**Written problem**
Find the lines that contain the word "kommen" and copy each one.

##### Extracted data

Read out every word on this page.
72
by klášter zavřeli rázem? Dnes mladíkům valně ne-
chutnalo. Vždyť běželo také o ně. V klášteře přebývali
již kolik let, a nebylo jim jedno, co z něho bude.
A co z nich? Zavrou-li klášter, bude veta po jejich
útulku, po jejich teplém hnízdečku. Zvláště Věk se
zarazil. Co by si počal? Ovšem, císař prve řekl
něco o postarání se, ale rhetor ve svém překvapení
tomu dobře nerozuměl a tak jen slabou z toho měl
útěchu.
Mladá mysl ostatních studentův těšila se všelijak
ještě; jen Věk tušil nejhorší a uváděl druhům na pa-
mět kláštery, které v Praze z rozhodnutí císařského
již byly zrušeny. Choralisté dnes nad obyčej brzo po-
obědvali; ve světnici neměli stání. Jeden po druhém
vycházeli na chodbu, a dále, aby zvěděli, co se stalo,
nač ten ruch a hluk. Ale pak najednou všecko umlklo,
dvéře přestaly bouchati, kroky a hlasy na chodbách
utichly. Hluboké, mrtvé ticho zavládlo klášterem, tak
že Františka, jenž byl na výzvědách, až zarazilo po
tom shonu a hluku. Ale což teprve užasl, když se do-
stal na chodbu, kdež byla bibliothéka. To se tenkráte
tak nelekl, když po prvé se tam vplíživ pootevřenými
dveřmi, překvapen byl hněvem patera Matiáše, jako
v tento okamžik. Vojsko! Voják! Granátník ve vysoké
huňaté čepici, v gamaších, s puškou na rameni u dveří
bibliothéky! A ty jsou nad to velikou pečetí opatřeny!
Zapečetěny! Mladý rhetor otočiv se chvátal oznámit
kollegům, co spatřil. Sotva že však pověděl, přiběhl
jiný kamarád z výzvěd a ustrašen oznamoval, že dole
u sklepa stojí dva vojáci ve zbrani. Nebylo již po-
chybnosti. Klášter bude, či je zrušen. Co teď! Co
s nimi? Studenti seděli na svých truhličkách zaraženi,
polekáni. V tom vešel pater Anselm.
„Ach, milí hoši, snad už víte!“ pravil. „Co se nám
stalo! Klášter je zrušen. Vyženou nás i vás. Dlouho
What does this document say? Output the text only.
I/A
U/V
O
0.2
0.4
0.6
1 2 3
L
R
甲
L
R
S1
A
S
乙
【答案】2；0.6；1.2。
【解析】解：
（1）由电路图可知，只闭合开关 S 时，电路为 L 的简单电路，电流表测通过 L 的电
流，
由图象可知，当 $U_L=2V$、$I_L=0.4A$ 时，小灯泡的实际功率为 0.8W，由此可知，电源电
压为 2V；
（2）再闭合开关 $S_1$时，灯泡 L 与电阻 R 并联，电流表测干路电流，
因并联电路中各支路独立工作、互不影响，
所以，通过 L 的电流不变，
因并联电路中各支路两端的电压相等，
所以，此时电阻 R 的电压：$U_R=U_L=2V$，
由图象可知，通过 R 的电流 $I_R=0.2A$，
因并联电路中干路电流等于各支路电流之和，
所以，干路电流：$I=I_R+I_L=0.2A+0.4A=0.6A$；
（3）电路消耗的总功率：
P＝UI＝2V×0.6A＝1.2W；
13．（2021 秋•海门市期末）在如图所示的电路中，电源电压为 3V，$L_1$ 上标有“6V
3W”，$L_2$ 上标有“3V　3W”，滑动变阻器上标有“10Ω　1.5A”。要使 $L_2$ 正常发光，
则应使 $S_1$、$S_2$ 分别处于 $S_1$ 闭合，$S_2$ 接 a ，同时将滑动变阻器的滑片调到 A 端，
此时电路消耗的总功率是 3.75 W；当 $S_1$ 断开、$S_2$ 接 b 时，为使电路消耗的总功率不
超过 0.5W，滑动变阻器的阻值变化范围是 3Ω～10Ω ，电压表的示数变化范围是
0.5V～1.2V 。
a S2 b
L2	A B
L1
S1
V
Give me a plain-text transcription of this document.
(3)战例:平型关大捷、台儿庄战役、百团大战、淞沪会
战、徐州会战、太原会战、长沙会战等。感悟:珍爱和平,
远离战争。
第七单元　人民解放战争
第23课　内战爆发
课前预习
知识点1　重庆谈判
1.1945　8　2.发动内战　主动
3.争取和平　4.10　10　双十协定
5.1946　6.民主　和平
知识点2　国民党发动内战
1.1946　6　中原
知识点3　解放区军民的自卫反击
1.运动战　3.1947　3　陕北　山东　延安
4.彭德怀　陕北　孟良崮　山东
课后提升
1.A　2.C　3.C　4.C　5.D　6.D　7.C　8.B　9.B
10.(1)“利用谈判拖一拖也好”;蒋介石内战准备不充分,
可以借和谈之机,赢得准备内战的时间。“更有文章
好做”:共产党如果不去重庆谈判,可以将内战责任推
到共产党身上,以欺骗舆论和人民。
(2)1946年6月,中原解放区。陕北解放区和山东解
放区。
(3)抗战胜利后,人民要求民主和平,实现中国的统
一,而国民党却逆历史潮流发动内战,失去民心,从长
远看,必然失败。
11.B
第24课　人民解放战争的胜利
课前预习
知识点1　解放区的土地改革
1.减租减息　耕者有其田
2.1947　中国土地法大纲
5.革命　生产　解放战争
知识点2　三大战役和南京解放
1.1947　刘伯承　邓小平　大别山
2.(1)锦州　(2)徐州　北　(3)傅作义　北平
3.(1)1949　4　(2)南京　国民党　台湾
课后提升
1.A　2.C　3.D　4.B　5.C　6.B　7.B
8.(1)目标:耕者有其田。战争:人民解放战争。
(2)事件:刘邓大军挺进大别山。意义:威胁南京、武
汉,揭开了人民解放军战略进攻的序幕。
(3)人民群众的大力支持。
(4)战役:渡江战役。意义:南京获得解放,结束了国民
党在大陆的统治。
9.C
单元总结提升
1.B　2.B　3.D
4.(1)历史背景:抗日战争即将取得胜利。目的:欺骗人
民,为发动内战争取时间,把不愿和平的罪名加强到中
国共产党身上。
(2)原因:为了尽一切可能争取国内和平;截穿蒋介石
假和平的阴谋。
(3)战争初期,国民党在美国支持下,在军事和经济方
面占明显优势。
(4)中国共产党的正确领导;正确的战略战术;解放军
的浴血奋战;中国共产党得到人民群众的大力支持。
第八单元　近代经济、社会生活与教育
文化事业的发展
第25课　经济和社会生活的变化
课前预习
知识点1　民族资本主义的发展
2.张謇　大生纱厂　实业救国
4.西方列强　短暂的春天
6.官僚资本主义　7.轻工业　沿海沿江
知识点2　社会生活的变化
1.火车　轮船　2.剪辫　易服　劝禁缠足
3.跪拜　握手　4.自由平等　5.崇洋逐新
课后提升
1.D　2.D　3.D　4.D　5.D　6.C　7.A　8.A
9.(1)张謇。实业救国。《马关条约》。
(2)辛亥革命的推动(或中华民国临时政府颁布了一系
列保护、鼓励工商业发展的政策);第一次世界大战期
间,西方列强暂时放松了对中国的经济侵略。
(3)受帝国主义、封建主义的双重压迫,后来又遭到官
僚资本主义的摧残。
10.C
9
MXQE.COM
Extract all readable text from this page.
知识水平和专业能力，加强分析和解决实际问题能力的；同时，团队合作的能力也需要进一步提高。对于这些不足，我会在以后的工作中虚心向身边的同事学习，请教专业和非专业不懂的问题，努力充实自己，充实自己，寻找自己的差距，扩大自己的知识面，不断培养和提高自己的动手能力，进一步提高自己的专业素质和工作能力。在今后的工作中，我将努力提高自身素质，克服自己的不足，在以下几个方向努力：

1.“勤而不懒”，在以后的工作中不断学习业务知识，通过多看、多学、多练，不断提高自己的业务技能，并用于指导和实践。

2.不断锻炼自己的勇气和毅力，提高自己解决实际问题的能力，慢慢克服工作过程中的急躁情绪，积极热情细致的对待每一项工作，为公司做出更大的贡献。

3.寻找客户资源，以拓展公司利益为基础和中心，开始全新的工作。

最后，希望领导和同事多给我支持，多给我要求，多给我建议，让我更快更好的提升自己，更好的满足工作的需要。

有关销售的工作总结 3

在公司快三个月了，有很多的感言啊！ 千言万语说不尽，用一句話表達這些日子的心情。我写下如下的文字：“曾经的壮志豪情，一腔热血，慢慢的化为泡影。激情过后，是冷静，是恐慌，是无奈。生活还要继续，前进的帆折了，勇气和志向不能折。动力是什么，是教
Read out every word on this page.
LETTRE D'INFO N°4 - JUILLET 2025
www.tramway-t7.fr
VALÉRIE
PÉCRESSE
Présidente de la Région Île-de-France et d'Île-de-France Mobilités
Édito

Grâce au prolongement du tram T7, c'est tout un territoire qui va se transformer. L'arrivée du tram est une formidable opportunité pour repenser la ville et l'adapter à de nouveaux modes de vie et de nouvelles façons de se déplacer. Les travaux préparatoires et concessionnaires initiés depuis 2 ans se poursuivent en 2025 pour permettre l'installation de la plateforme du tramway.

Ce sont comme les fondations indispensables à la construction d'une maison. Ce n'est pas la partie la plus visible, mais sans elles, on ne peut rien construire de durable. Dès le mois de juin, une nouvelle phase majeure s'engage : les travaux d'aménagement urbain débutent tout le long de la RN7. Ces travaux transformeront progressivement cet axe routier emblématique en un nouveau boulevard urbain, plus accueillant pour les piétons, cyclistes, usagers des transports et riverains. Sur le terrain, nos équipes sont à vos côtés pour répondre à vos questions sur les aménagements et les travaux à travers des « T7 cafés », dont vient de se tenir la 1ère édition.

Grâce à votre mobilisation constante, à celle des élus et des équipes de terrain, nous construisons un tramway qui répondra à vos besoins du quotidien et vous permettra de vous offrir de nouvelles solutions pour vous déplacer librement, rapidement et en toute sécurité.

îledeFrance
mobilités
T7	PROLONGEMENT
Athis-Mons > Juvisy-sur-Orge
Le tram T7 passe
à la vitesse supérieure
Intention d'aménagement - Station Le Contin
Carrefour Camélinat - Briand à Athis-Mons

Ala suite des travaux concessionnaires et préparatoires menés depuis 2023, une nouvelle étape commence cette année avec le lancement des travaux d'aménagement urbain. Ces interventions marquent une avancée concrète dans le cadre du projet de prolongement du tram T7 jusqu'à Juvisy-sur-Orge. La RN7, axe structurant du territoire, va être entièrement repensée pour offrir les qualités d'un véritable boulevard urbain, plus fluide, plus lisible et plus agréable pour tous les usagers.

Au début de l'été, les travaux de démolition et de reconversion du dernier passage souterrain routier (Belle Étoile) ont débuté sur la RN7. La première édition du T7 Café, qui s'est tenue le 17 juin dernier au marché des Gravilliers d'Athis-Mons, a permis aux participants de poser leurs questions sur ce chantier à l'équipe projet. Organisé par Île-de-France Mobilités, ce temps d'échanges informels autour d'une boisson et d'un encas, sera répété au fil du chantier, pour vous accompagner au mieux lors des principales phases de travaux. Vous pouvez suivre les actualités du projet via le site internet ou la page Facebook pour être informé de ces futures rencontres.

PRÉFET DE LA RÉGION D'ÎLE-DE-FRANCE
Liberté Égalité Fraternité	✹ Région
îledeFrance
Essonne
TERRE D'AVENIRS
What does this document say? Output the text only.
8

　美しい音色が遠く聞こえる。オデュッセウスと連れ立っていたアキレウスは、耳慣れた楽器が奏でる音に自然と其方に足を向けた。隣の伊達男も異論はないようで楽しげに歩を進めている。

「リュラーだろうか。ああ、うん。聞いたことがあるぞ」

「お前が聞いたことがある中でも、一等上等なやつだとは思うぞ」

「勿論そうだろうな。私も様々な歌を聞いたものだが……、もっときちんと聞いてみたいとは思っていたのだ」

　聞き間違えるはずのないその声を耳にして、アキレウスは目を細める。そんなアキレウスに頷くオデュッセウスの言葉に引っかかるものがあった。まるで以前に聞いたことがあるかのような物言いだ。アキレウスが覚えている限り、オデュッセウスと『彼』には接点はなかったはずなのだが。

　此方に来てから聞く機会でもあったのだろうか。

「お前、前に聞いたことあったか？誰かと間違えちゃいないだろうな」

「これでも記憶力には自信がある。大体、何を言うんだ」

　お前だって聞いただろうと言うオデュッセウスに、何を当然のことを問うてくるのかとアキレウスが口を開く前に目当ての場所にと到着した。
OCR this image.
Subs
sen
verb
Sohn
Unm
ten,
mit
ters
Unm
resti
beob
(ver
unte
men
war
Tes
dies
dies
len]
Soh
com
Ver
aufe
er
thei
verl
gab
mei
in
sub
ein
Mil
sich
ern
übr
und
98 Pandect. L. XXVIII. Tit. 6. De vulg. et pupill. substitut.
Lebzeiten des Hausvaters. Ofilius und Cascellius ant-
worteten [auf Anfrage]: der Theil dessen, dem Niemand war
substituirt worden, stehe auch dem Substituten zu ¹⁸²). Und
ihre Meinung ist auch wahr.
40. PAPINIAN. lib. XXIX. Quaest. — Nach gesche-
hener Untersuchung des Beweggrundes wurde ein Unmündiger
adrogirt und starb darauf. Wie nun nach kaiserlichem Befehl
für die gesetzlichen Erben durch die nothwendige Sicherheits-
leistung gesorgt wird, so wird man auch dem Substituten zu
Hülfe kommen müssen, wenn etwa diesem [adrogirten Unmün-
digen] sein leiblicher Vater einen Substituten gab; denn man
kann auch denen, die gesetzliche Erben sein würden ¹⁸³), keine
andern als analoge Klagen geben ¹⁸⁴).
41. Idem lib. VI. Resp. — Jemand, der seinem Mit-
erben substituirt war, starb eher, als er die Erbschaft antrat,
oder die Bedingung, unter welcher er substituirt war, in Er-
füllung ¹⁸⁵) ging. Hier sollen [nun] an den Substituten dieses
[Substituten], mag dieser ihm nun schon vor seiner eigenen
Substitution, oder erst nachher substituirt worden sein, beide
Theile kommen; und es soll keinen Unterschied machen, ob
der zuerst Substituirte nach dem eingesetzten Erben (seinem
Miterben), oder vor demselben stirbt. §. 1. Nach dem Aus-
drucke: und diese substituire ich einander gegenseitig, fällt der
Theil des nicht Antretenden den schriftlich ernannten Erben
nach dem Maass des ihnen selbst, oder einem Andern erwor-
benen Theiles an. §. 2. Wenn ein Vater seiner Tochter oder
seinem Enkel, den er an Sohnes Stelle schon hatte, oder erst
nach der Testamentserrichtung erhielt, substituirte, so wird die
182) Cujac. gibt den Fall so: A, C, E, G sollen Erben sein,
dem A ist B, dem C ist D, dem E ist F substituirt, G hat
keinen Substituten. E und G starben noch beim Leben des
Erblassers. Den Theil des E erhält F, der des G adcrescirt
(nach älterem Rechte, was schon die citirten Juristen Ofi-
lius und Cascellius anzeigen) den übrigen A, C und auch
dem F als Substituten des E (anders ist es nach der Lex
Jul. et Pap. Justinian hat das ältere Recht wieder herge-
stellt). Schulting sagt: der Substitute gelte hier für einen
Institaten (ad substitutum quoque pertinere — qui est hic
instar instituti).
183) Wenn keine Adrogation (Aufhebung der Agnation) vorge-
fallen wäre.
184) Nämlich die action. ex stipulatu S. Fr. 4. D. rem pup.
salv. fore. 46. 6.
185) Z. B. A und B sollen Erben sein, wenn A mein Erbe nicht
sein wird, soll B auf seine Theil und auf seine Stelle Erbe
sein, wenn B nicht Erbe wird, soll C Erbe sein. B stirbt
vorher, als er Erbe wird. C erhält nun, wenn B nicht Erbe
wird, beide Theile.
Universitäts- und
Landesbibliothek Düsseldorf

##########

**The answer**
Hülfe kommen müssen, wenn etwa diesem [adrogirten Unmün-
Theile kommen; und es soll keinen Unterschied machen, ob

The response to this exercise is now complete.